> **PROBLEM TO SOLVE**: Write out all the entries word for word, but skip any images.

> **EXCERPTED RECORDS**:

>> start

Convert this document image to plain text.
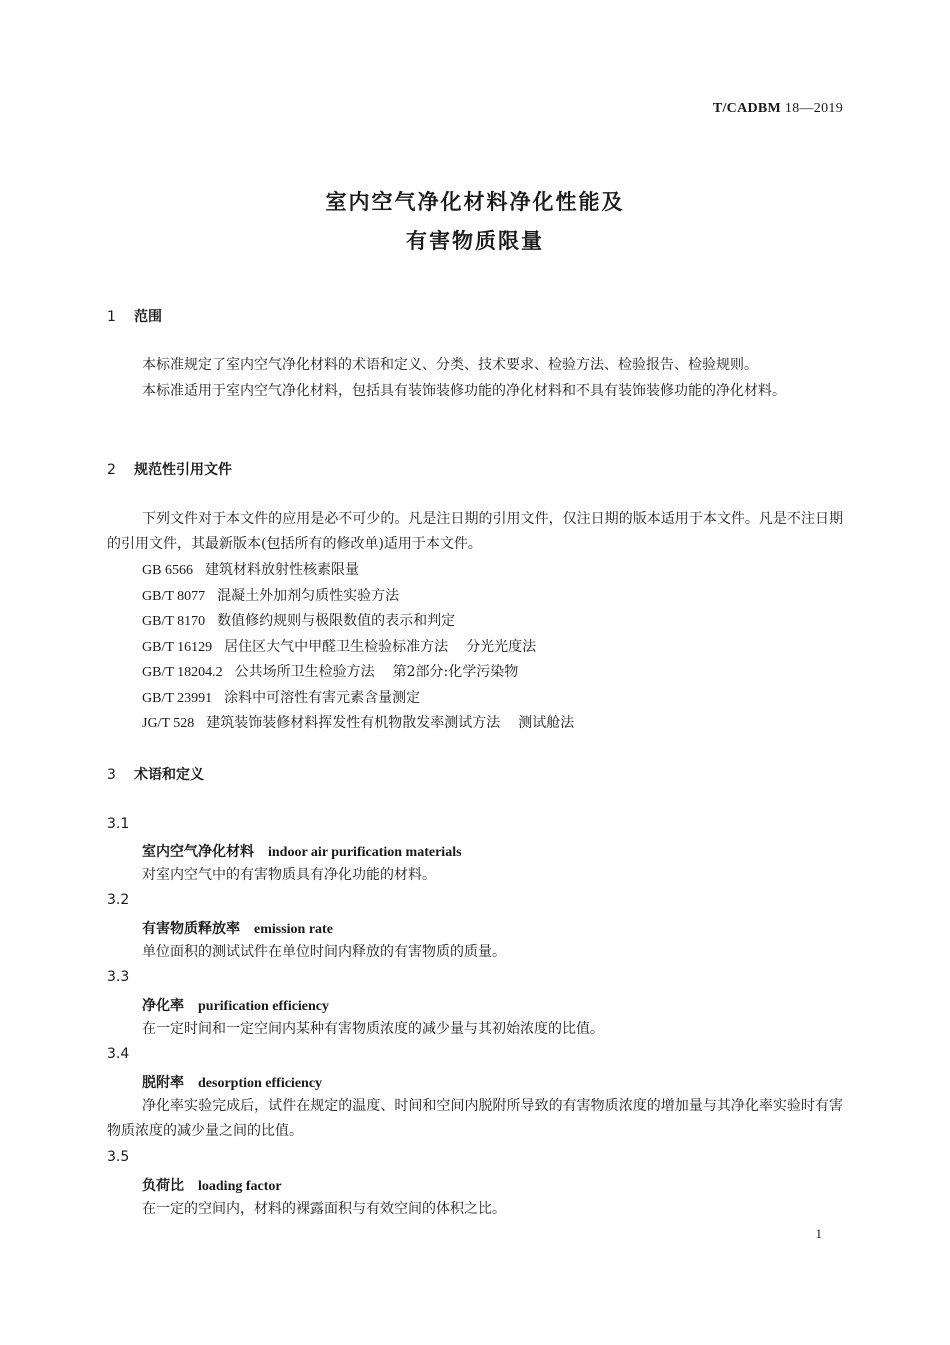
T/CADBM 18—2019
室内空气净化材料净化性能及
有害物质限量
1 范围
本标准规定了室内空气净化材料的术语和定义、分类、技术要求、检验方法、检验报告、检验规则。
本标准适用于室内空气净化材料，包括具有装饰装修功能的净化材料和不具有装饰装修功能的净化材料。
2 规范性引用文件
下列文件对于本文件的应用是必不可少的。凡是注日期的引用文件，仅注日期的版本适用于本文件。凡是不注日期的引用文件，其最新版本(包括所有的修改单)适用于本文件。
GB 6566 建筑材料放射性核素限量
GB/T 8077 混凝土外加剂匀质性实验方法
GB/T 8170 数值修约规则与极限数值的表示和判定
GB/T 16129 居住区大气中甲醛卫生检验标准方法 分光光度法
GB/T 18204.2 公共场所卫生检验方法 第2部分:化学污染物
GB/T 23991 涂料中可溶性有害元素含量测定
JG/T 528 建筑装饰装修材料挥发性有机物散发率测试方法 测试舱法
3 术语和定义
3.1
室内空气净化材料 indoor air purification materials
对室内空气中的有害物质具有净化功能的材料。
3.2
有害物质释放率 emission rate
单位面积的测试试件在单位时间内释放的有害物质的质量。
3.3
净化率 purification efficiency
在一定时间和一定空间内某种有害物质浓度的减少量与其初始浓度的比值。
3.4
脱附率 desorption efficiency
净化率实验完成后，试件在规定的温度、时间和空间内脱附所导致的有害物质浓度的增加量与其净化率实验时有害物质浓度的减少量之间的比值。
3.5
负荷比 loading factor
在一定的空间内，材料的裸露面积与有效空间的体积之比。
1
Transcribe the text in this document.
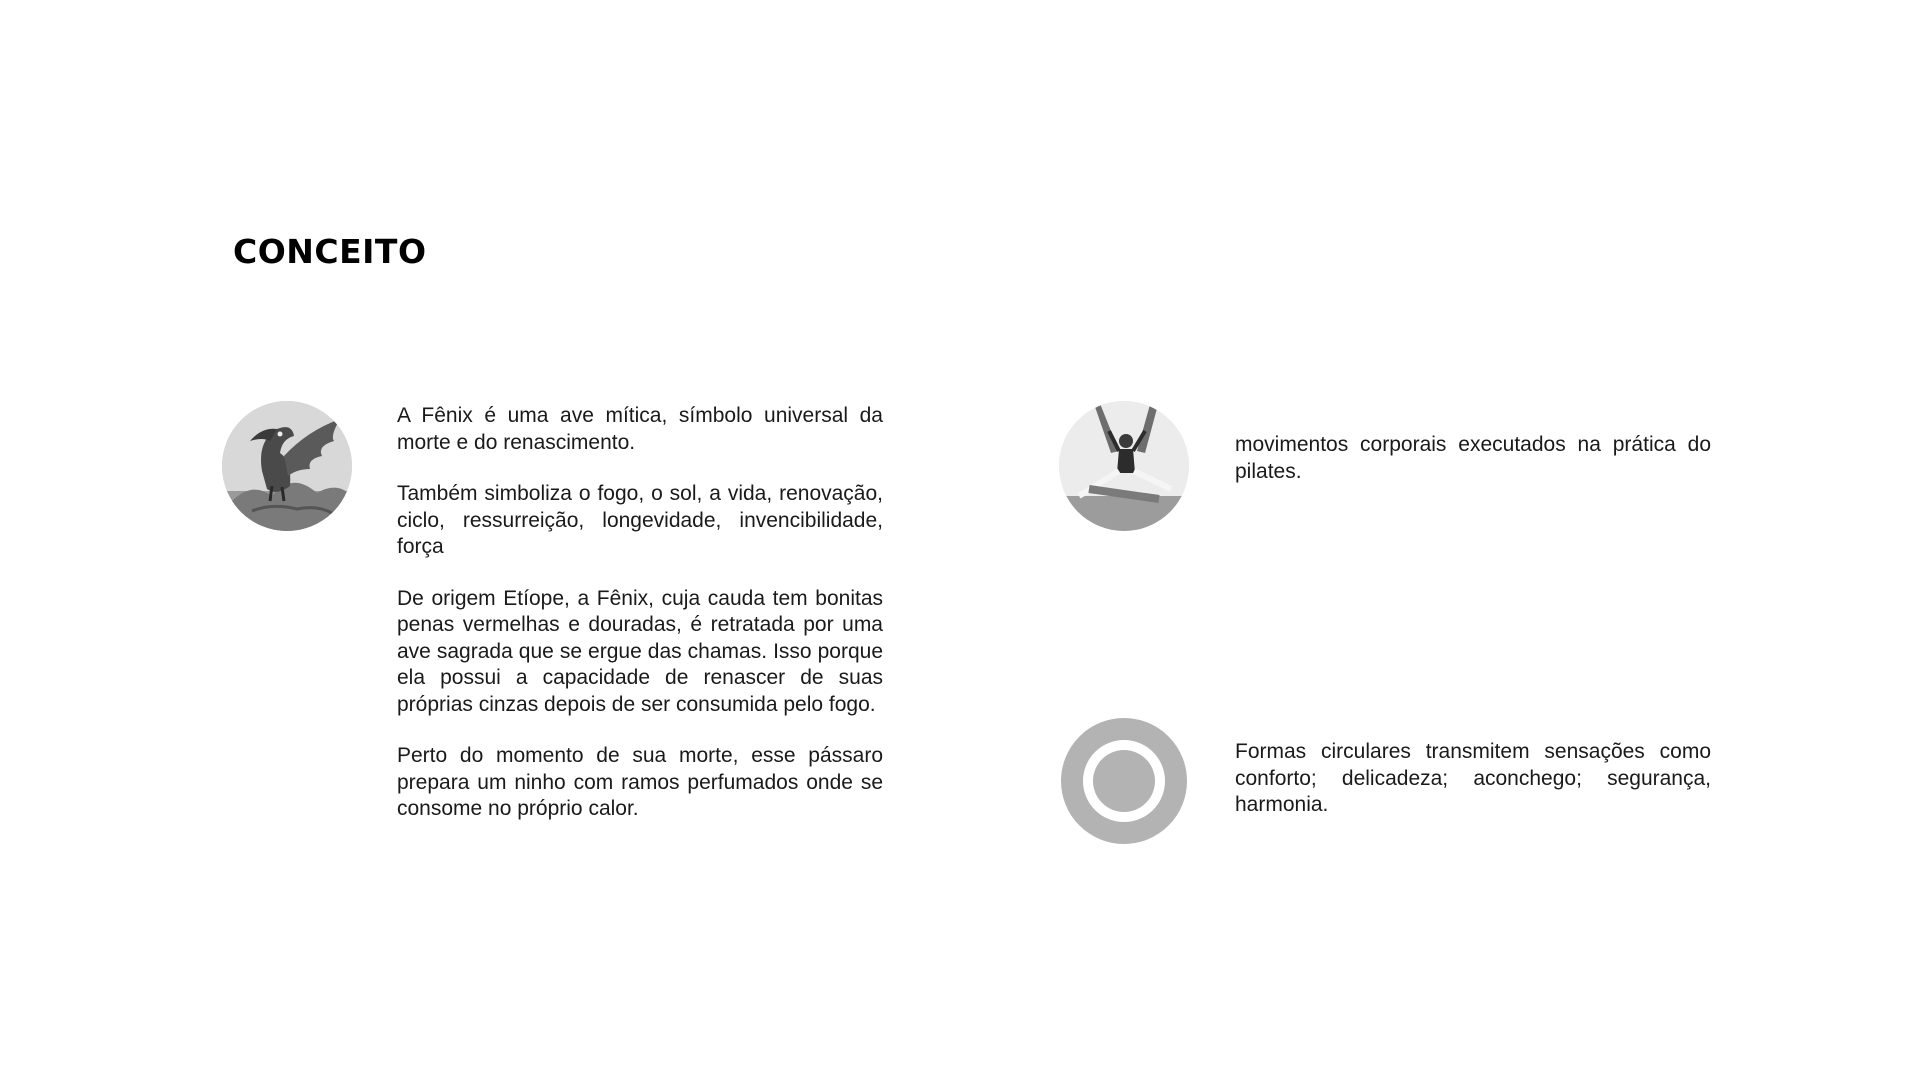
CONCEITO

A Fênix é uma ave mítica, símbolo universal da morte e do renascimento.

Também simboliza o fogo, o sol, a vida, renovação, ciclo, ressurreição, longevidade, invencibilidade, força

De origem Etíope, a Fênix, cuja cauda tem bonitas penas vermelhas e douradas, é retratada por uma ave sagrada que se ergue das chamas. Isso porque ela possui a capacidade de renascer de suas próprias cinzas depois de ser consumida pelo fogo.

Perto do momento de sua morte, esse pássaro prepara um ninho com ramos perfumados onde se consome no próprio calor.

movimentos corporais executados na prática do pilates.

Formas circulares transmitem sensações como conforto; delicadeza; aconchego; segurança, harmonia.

>> end

> **RESPONSE TO THIS EXERCISE**:
Convert this document image to plain text.
T/CADBM 18—2019
室内空气净化材料净化性能及
有害物质限量
1 范围
本标准规定了室内空气净化材料的术语和定义、分类、技术要求、检验方法、检验报告、检验规则。
本标准适用于室内空气净化材料，包括具有装饰装修功能的净化材料和不具有装饰装修功能的净化材料。
2 规范性引用文件
下列文件对于本文件的应用是必不可少的。凡是注日期的引用文件，仅注日期的版本适用于本文件。凡是不注日期的引用文件，其最新版本(包括所有的修改单)适用于本文件。
GB 6566 建筑材料放射性核素限量
GB/T 8077 混凝土外加剂匀质性实验方法
GB/T 8170 数值修约规则与极限数值的表示和判定
GB/T 16129 居住区大气中甲醛卫生检验标准方法 分光光度法
GB/T 18204.2 公共场所卫生检验方法 第2部分:化学污染物
GB/T 23991 涂料中可溶性有害元素含量测定
JG/T 528 建筑装饰装修材料挥发性有机物散发率测试方法 测试舱法
3 术语和定义
3.1
室内空气净化材料 indoor air purification materials
对室内空气中的有害物质具有净化功能的材料。
3.2
有害物质释放率 emission rate
单位面积的测试试件在单位时间内释放的有害物质的质量。
3.3
净化率 purification efficiency
在一定时间和一定空间内某种有害物质浓度的减少量与其初始浓度的比值。
3.4
脱附率 desorption efficiency
净化率实验完成后，试件在规定的温度、时间和空间内脱附所导致的有害物质浓度的增加量与其净化率实验时有害物质浓度的减少量之间的比值。
3.5
负荷比 loading factor
在一定的空间内，材料的裸露面积与有效空间的体积之比。
1
Transcribe the text in this document.
CONCEITO

A Fênix é uma ave mítica, símbolo universal da morte e do renascimento.

Também simboliza o fogo, o sol, a vida, renovação, ciclo, ressurreição, longevidade, invencibilidade, força

De origem Etíope, a Fênix, cuja cauda tem bonitas penas vermelhas e douradas, é retratada por uma ave sagrada que se ergue das chamas. Isso porque ela possui a capacidade de renascer de suas próprias cinzas depois de ser consumida pelo fogo.

Perto do momento de sua morte, esse pássaro prepara um ninho com ramos perfumados onde se consome no próprio calor.

movimentos corporais executados na prática do pilates.

Formas circulares transmitem sensações como conforto; delicadeza; aconchego; segurança, harmonia.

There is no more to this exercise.